_Stated exercise_
Gather every line of the entries that includes the word "title".

Figure record extracts:
((

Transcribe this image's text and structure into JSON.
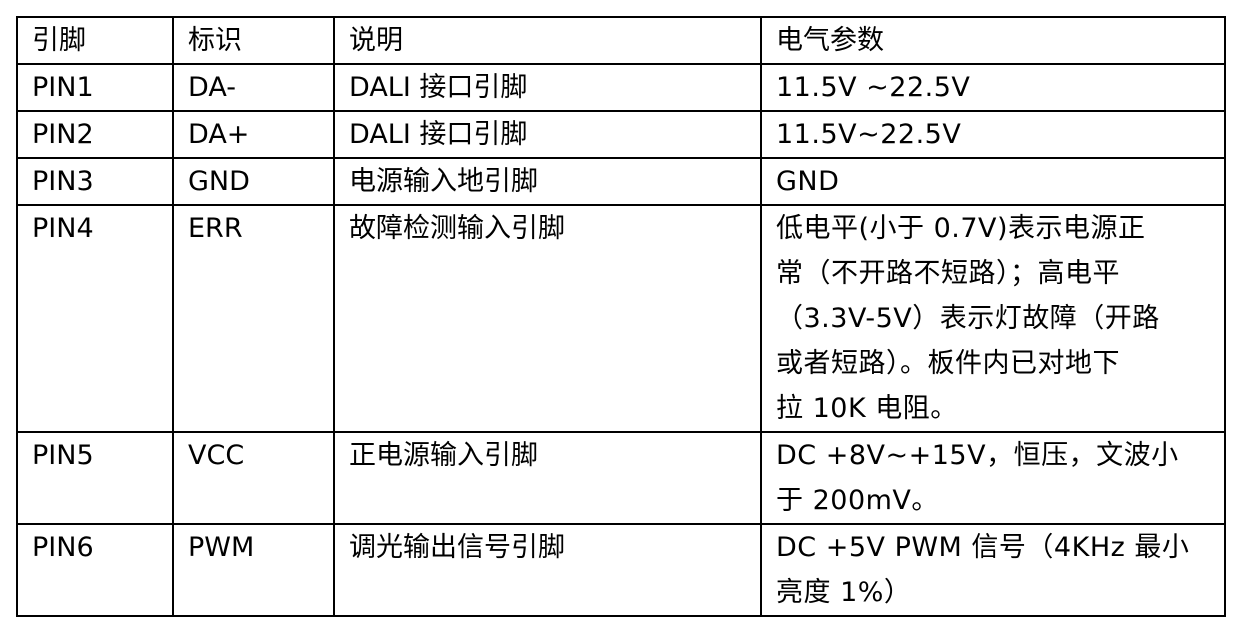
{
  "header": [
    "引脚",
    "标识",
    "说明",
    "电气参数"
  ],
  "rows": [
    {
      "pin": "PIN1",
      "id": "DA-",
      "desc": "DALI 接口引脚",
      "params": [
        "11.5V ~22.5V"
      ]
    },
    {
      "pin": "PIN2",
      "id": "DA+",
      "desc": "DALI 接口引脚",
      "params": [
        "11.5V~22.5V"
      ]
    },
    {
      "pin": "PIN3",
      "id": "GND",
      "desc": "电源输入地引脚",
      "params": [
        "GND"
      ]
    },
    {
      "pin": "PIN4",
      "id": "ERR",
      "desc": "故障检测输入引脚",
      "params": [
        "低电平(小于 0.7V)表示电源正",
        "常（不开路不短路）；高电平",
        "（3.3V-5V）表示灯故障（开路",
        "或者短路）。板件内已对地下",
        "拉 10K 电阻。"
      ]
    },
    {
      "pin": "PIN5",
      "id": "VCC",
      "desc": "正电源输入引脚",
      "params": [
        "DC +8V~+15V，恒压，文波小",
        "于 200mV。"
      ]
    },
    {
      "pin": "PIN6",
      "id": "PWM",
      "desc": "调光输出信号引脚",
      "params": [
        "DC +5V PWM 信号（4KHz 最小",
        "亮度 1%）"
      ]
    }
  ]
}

))
((

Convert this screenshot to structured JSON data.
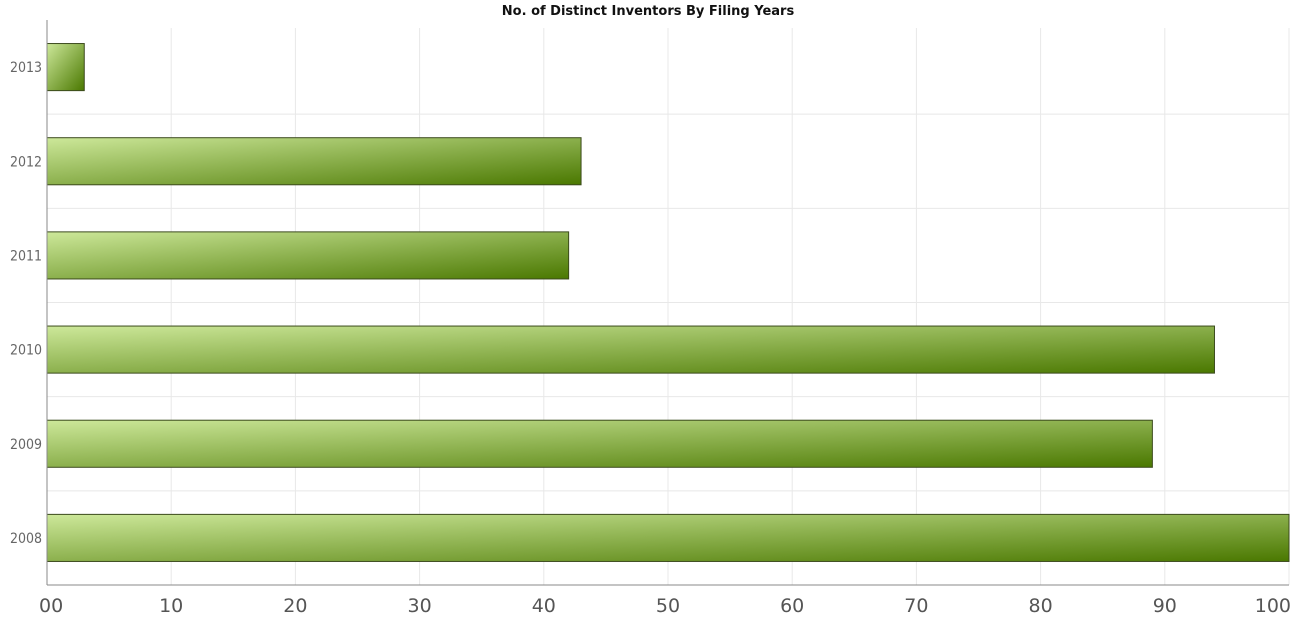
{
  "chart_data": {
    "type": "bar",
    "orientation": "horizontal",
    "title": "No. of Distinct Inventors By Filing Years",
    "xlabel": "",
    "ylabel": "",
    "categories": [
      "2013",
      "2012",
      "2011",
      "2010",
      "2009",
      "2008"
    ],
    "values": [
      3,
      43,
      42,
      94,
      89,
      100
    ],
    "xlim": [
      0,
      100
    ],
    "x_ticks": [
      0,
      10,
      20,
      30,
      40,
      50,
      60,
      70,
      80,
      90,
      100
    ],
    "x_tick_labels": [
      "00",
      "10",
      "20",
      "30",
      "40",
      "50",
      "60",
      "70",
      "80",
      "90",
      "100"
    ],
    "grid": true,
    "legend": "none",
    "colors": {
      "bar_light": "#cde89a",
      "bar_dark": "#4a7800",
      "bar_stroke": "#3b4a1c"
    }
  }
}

))
((

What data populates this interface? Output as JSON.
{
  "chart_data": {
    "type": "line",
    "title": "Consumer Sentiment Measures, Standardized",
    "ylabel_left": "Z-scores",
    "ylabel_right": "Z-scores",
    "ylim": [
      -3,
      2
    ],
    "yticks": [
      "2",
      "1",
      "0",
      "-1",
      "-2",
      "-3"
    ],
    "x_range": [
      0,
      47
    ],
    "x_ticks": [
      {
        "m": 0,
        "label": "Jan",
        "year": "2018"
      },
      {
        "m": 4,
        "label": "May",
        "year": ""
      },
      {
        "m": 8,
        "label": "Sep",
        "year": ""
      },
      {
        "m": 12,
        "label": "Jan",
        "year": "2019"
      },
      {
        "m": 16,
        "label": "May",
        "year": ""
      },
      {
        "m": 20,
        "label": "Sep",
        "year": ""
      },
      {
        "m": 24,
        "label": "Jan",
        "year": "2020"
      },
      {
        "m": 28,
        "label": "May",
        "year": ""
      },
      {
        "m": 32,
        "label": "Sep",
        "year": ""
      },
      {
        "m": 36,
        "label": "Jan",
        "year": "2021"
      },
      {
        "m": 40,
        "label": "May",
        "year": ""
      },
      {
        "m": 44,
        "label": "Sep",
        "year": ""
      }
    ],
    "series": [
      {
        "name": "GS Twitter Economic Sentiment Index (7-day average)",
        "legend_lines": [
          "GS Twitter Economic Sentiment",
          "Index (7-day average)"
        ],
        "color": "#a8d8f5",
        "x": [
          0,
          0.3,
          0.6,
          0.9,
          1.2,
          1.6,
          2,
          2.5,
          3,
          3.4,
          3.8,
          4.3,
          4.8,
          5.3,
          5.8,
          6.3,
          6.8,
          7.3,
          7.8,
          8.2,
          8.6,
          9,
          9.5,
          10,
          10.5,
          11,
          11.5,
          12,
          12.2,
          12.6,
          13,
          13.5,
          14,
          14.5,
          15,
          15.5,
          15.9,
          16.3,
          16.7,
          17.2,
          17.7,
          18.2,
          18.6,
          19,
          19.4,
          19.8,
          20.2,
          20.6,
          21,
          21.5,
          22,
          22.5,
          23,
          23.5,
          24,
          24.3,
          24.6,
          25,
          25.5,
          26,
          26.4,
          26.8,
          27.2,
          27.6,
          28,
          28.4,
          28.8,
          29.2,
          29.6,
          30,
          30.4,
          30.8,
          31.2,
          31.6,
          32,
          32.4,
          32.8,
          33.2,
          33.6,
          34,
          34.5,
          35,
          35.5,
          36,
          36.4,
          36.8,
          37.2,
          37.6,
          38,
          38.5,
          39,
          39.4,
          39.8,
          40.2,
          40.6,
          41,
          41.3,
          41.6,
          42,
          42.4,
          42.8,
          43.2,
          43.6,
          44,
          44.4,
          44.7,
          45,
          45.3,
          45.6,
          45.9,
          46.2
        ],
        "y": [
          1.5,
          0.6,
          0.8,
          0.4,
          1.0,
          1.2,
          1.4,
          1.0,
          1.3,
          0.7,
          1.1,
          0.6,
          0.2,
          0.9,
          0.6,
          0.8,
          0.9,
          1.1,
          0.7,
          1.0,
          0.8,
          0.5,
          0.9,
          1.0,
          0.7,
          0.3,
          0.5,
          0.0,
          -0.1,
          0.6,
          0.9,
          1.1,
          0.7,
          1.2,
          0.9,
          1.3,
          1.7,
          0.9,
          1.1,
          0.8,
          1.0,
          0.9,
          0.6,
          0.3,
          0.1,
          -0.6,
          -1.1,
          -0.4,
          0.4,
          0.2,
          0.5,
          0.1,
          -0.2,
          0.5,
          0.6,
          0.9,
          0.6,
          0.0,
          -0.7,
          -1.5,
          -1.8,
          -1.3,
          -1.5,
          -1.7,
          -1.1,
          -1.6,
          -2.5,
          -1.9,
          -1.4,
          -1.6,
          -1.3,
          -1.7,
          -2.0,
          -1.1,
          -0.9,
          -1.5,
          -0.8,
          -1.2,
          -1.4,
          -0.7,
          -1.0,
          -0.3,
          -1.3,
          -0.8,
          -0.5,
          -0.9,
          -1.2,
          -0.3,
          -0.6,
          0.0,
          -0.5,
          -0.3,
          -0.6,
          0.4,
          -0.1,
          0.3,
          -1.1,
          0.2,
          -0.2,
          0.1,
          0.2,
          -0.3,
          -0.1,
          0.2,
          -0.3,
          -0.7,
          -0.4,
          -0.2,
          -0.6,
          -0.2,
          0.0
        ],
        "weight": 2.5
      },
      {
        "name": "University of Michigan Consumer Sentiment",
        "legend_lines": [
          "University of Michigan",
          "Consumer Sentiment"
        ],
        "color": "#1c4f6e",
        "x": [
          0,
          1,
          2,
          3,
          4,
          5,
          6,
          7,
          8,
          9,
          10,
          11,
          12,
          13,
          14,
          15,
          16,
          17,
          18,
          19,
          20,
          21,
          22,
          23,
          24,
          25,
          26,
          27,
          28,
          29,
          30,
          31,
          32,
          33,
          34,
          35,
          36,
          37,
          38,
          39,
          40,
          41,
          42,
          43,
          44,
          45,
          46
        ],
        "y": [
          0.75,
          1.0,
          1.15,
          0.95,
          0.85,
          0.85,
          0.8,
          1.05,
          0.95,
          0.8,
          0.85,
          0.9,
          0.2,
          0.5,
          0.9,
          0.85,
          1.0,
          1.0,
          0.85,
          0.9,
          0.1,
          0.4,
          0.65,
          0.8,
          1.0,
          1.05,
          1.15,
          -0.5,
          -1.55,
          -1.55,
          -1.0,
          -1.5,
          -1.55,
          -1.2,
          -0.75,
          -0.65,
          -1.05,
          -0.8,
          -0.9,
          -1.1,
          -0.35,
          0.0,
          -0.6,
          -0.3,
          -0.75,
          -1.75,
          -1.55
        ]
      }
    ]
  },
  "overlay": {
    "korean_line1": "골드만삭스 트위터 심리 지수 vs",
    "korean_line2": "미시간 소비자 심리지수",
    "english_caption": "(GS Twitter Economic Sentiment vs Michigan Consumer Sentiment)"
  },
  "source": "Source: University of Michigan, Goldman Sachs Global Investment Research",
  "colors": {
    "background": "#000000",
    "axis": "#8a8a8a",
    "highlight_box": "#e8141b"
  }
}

))

_Exercise output_
    "title": "No. of Distinct Inventors By Filing Years",
    "title": "Consumer Sentiment Measures, Standardized",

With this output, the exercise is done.